**Exercise aim:**
Collect every line in the records below that contains the word "Blocking".
-*-*-
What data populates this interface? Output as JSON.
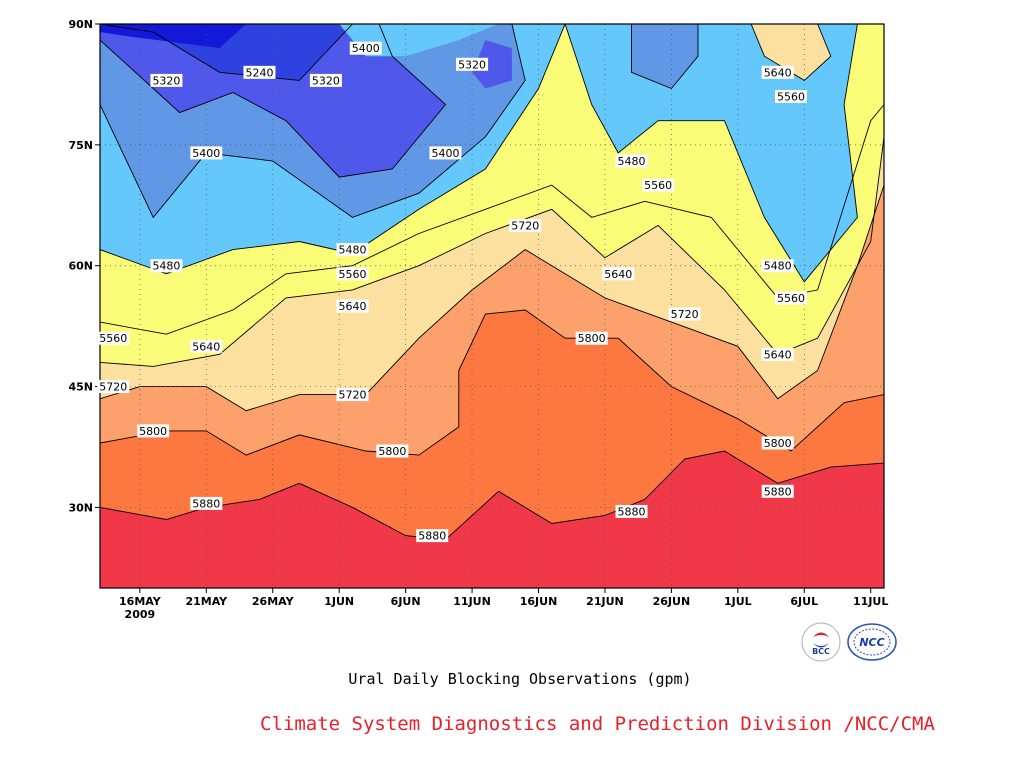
{
  "chart_data": {
    "type": "contour",
    "title": "Ural Daily Blocking Observations (gpm)",
    "xlabel": "",
    "ylabel": "",
    "x_tick_labels": [
      "16MAY",
      "21MAY",
      "26MAY",
      "1JUN",
      "6JUN",
      "11JUN",
      "16JUN",
      "21JUN",
      "26JUN",
      "1JUL",
      "6JUL",
      "11JUL"
    ],
    "x_year_label": "2009",
    "y_tick_labels": [
      "30N",
      "45N",
      "60N",
      "75N",
      "90N"
    ],
    "y_ticks": [
      30,
      45,
      60,
      75,
      90
    ],
    "ylim": [
      20,
      90
    ],
    "xlim": [
      "2009-05-13",
      "2009-07-11"
    ],
    "contour_levels": [
      5240,
      5320,
      5400,
      5480,
      5560,
      5640,
      5720,
      5800,
      5880
    ],
    "contour_fill_colors": {
      "5160": "#1418d8",
      "5240": "#2e42e0",
      "5320": "#5058ec",
      "5400": "#6098e6",
      "5480": "#64c8fc",
      "5560": "#fafc78",
      "5640": "#fce0a0",
      "5720": "#fca06c",
      "5800": "#fc7840",
      "5880": "#f47078",
      "5960": "#f03848"
    },
    "isolines": [
      {
        "level": 5880,
        "points": [
          [
            "2009-05-13",
            30
          ],
          [
            "2009-05-18",
            28.5
          ],
          [
            "2009-05-21",
            30
          ],
          [
            "2009-05-25",
            31
          ],
          [
            "2009-05-28",
            33
          ],
          [
            "2009-06-01",
            30
          ],
          [
            "2009-06-05",
            26.5
          ],
          [
            "2009-06-08",
            26
          ],
          [
            "2009-06-12",
            32
          ],
          [
            "2009-06-16",
            28
          ],
          [
            "2009-06-20",
            29
          ],
          [
            "2009-06-23",
            31
          ],
          [
            "2009-06-26",
            36
          ],
          [
            "2009-06-29",
            37
          ],
          [
            "2009-07-03",
            33
          ],
          [
            "2009-07-07",
            35
          ],
          [
            "2009-07-11",
            35.5
          ]
        ]
      },
      {
        "level": 5800,
        "points": [
          [
            "2009-05-13",
            38
          ],
          [
            "2009-05-18",
            39.5
          ],
          [
            "2009-05-21",
            39.5
          ],
          [
            "2009-05-24",
            36.5
          ],
          [
            "2009-05-28",
            39
          ],
          [
            "2009-06-02",
            37
          ],
          [
            "2009-06-06",
            36.5
          ],
          [
            "2009-06-09",
            40
          ],
          [
            "2009-06-09",
            47
          ],
          [
            "2009-06-11",
            54
          ],
          [
            "2009-06-14",
            54.5
          ],
          [
            "2009-06-17",
            51
          ],
          [
            "2009-06-21",
            51
          ],
          [
            "2009-06-25",
            45
          ],
          [
            "2009-06-30",
            41
          ],
          [
            "2009-07-04",
            37
          ],
          [
            "2009-07-08",
            43
          ],
          [
            "2009-07-11",
            44
          ]
        ]
      },
      {
        "level": 5720,
        "points": [
          [
            "2009-05-13",
            43.5
          ],
          [
            "2009-05-16",
            45
          ],
          [
            "2009-05-21",
            45
          ],
          [
            "2009-05-24",
            42
          ],
          [
            "2009-05-28",
            44
          ],
          [
            "2009-06-02",
            44
          ],
          [
            "2009-06-06",
            51
          ],
          [
            "2009-06-10",
            57
          ],
          [
            "2009-06-14",
            62
          ],
          [
            "2009-06-16",
            60
          ],
          [
            "2009-06-20",
            56
          ],
          [
            "2009-06-25",
            53
          ],
          [
            "2009-06-30",
            50
          ],
          [
            "2009-07-03",
            43.5
          ],
          [
            "2009-07-06",
            47
          ],
          [
            "2009-07-09",
            60
          ],
          [
            "2009-07-11",
            70
          ]
        ]
      },
      {
        "level": 5640,
        "points": [
          [
            "2009-05-13",
            48
          ],
          [
            "2009-05-17",
            47.5
          ],
          [
            "2009-05-22",
            49
          ],
          [
            "2009-05-27",
            56
          ],
          [
            "2009-06-01",
            57
          ],
          [
            "2009-06-06",
            60
          ],
          [
            "2009-06-11",
            64
          ],
          [
            "2009-06-16",
            67
          ],
          [
            "2009-06-20",
            61
          ],
          [
            "2009-06-24",
            65
          ],
          [
            "2009-06-29",
            57
          ],
          [
            "2009-07-03",
            49
          ],
          [
            "2009-07-06",
            51
          ],
          [
            "2009-07-10",
            63
          ],
          [
            "2009-07-11",
            76
          ]
        ]
      },
      {
        "level": 5560,
        "points": [
          [
            "2009-05-13",
            53
          ],
          [
            "2009-05-18",
            51.5
          ],
          [
            "2009-05-23",
            54.5
          ],
          [
            "2009-05-27",
            59
          ],
          [
            "2009-06-01",
            60
          ],
          [
            "2009-06-06",
            64
          ],
          [
            "2009-06-11",
            67
          ],
          [
            "2009-06-16",
            70
          ],
          [
            "2009-06-19",
            66
          ],
          [
            "2009-06-23",
            68
          ],
          [
            "2009-06-28",
            66
          ],
          [
            "2009-07-03",
            56
          ],
          [
            "2009-07-06",
            57
          ],
          [
            "2009-07-10",
            78
          ],
          [
            "2009-07-11",
            80
          ]
        ]
      },
      {
        "level": 5480,
        "points": [
          [
            "2009-05-13",
            62
          ],
          [
            "2009-05-18",
            59
          ],
          [
            "2009-05-23",
            62
          ],
          [
            "2009-05-28",
            63
          ],
          [
            "2009-06-01",
            61.5
          ],
          [
            "2009-06-06",
            67
          ],
          [
            "2009-06-11",
            72
          ],
          [
            "2009-06-15",
            82
          ],
          [
            "2009-06-17",
            90
          ]
        ]
      },
      {
        "level": 5400,
        "points": [
          [
            "2009-05-13",
            80
          ],
          [
            "2009-05-17",
            66
          ],
          [
            "2009-05-21",
            74
          ],
          [
            "2009-05-26",
            73
          ],
          [
            "2009-06-01",
            66
          ],
          [
            "2009-06-06",
            69
          ],
          [
            "2009-06-11",
            76
          ],
          [
            "2009-06-14",
            83
          ],
          [
            "2009-06-13",
            90
          ]
        ]
      },
      {
        "level": 5320,
        "points": [
          [
            "2009-05-13",
            88
          ],
          [
            "2009-05-19",
            79
          ],
          [
            "2009-05-23",
            81.5
          ],
          [
            "2009-05-27",
            78
          ],
          [
            "2009-05-31",
            71
          ],
          [
            "2009-06-04",
            72
          ],
          [
            "2009-06-08",
            80
          ],
          [
            "2009-06-04",
            86
          ],
          [
            "2009-06-03",
            90
          ]
        ]
      },
      {
        "level": 5240,
        "points": [
          [
            "2009-05-13",
            90
          ],
          [
            "2009-05-17",
            89
          ],
          [
            "2009-05-22",
            84
          ],
          [
            "2009-05-28",
            83
          ],
          [
            "2009-06-01",
            90
          ]
        ]
      }
    ],
    "contour_labels": [
      {
        "text": "5320",
        "x": "2009-05-18",
        "y": 83
      },
      {
        "text": "5240",
        "x": "2009-05-25",
        "y": 84
      },
      {
        "text": "5320",
        "x": "2009-05-30",
        "y": 83
      },
      {
        "text": "5400",
        "x": "2009-06-02",
        "y": 87
      },
      {
        "text": "5320",
        "x": "2009-06-10",
        "y": 85
      },
      {
        "text": "5400",
        "x": "2009-05-21",
        "y": 74
      },
      {
        "text": "5400",
        "x": "2009-06-08",
        "y": 74
      },
      {
        "text": "5480",
        "x": "2009-05-18",
        "y": 60
      },
      {
        "text": "5480",
        "x": "2009-06-01",
        "y": 62
      },
      {
        "text": "5560",
        "x": "2009-06-01",
        "y": 59
      },
      {
        "text": "5640",
        "x": "2009-06-01",
        "y": 55
      },
      {
        "text": "5720",
        "x": "2009-06-14",
        "y": 65
      },
      {
        "text": "5480",
        "x": "2009-06-22",
        "y": 73
      },
      {
        "text": "5560",
        "x": "2009-06-24",
        "y": 70
      },
      {
        "text": "5640",
        "x": "2009-06-21",
        "y": 59
      },
      {
        "text": "5720",
        "x": "2009-06-26",
        "y": 54
      },
      {
        "text": "5800",
        "x": "2009-06-19",
        "y": 51
      },
      {
        "text": "5560",
        "x": "2009-05-14",
        "y": 51
      },
      {
        "text": "5640",
        "x": "2009-05-21",
        "y": 50
      },
      {
        "text": "5720",
        "x": "2009-05-14",
        "y": 45
      },
      {
        "text": "5720",
        "x": "2009-06-01",
        "y": 44
      },
      {
        "text": "5800",
        "x": "2009-05-17",
        "y": 39.5
      },
      {
        "text": "5800",
        "x": "2009-06-04",
        "y": 37
      },
      {
        "text": "5880",
        "x": "2009-05-21",
        "y": 30.5
      },
      {
        "text": "5880",
        "x": "2009-06-07",
        "y": 26.5
      },
      {
        "text": "5880",
        "x": "2009-06-22",
        "y": 29.5
      },
      {
        "text": "5640",
        "x": "2009-07-03",
        "y": 84
      },
      {
        "text": "5560",
        "x": "2009-07-04",
        "y": 81
      },
      {
        "text": "5480",
        "x": "2009-07-03",
        "y": 60
      },
      {
        "text": "5560",
        "x": "2009-07-04",
        "y": 56
      },
      {
        "text": "5640",
        "x": "2009-07-03",
        "y": 49
      },
      {
        "text": "5800",
        "x": "2009-07-03",
        "y": 38
      },
      {
        "text": "5880",
        "x": "2009-07-03",
        "y": 32
      }
    ],
    "grid": true
  },
  "caption": "Ural Daily Blocking Observations (gpm)",
  "credit": "Climate System Diagnostics and Prediction Division /NCC/CMA",
  "logos": {
    "left": {
      "icon": "bcc-logo",
      "text": "BCC"
    },
    "right": {
      "icon": "ncc-logo",
      "text": "NCC"
    }
  }
}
-*-*-
**Answer to this problem:**
    "title": "Ural Daily Blocking Observations (gpm)",
  "caption": "Ural Daily Blocking Observations (gpm)",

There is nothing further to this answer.